* begin Data for this task *

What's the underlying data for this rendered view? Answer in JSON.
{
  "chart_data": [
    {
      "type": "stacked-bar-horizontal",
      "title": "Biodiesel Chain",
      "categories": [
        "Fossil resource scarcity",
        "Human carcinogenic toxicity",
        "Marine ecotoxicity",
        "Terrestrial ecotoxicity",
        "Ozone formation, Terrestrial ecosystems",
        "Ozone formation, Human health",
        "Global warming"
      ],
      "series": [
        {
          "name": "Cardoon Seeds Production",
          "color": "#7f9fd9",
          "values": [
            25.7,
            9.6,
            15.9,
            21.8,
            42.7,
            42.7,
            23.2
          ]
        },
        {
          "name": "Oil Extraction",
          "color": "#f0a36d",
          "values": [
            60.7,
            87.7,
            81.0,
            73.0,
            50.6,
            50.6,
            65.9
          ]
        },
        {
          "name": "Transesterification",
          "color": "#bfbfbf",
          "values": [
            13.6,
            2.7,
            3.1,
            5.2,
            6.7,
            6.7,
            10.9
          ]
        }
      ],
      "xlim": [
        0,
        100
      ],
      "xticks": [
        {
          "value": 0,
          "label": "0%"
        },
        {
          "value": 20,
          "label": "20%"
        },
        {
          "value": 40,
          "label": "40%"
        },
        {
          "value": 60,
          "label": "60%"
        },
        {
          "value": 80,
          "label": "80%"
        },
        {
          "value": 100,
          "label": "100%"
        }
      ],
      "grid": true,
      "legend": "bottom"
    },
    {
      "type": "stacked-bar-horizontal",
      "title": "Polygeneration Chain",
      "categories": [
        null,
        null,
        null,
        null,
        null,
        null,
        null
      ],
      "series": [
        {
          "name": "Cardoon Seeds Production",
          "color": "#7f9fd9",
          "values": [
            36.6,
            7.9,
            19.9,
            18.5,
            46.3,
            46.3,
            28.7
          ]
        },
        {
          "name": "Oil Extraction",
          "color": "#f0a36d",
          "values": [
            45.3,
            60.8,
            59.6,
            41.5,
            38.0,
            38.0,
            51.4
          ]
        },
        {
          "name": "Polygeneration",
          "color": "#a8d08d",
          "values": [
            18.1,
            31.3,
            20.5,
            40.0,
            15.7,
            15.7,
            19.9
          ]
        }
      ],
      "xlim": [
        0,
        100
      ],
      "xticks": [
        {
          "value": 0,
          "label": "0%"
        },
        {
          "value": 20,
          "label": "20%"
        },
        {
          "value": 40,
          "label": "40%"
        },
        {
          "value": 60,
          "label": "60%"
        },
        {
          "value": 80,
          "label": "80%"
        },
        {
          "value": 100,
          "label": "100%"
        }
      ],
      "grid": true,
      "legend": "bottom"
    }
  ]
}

* end Data for this task *

**Stated task:**
Write out the records above again, keeping each one identical to the original.

**Correct answer:**
What's the underlying data for this rendered view? Answer in JSON.
{
  "chart_data": [
    {
      "type": "stacked-bar-horizontal",
      "title": "Biodiesel Chain",
      "categories": [
        "Fossil resource scarcity",
        "Human carcinogenic toxicity",
        "Marine ecotoxicity",
        "Terrestrial ecotoxicity",
        "Ozone formation, Terrestrial ecosystems",
        "Ozone formation, Human health",
        "Global warming"
      ],
      "series": [
        {
          "name": "Cardoon Seeds Production",
          "color": "#7f9fd9",
          "values": [
            25.7,
            9.6,
            15.9,
            21.8,
            42.7,
            42.7,
            23.2
          ]
        },
        {
          "name": "Oil Extraction",
          "color": "#f0a36d",
          "values": [
            60.7,
            87.7,
            81.0,
            73.0,
            50.6,
            50.6,
            65.9
          ]
        },
        {
          "name": "Transesterification",
          "color": "#bfbfbf",
          "values": [
            13.6,
            2.7,
            3.1,
            5.2,
            6.7,
            6.7,
            10.9
          ]
        }
      ],
      "xlim": [
        0,
        100
      ],
      "xticks": [
        {
          "value": 0,
          "label": "0%"
        },
        {
          "value": 20,
          "label": "20%"
        },
        {
          "value": 40,
          "label": "40%"
        },
        {
          "value": 60,
          "label": "60%"
        },
        {
          "value": 80,
          "label": "80%"
        },
        {
          "value": 100,
          "label": "100%"
        }
      ],
      "grid": true,
      "legend": "bottom"
    },
    {
      "type": "stacked-bar-horizontal",
      "title": "Polygeneration Chain",
      "categories": [
        null,
        null,
        null,
        null,
        null,
        null,
        null
      ],
      "series": [
        {
          "name": "Cardoon Seeds Production",
          "color": "#7f9fd9",
          "values": [
            36.6,
            7.9,
            19.9,
            18.5,
            46.3,
            46.3,
            28.7
          ]
        },
        {
          "name": "Oil Extraction",
          "color": "#f0a36d",
          "values": [
            45.3,
            60.8,
            59.6,
            41.5,
            38.0,
            38.0,
            51.4
          ]
        },
        {
          "name": "Polygeneration",
          "color": "#a8d08d",
          "values": [
            18.1,
            31.3,
            20.5,
            40.0,
            15.7,
            15.7,
            19.9
          ]
        }
      ],
      "xlim": [
        0,
        100
      ],
      "xticks": [
        {
          "value": 0,
          "label": "0%"
        },
        {
          "value": 20,
          "label": "20%"
        },
        {
          "value": 40,
          "label": "40%"
        },
        {
          "value": 60,
          "label": "60%"
        },
        {
          "value": 80,
          "label": "80%"
        },
        {
          "value": 100,
          "label": "100%"
        }
      ],
      "grid": true,
      "legend": "bottom"
    }
  ]
}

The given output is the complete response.